• _What you should do_:
Locate and copy all lines bearing the word "проявления".

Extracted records
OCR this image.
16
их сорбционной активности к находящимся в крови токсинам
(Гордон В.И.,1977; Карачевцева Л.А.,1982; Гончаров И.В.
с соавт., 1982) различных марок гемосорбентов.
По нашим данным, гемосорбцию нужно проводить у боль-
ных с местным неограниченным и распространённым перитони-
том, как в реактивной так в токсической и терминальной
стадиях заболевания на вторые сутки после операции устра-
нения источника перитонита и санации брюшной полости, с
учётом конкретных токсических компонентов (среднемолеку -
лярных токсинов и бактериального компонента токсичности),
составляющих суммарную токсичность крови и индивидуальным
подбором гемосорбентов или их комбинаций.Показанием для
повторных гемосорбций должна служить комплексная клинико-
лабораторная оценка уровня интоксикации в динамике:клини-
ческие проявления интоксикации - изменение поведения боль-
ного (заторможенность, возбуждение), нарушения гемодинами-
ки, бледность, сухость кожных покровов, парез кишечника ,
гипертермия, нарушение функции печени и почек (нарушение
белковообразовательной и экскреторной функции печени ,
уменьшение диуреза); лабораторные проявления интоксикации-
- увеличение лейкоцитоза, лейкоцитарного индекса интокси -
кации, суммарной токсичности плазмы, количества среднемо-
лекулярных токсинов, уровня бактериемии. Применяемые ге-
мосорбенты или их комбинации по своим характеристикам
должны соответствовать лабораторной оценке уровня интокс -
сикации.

• _Task result_:
ческие проявления интоксикации - изменение поведения боль-
уменьшение диуреза); лабораторные проявления интоксикации-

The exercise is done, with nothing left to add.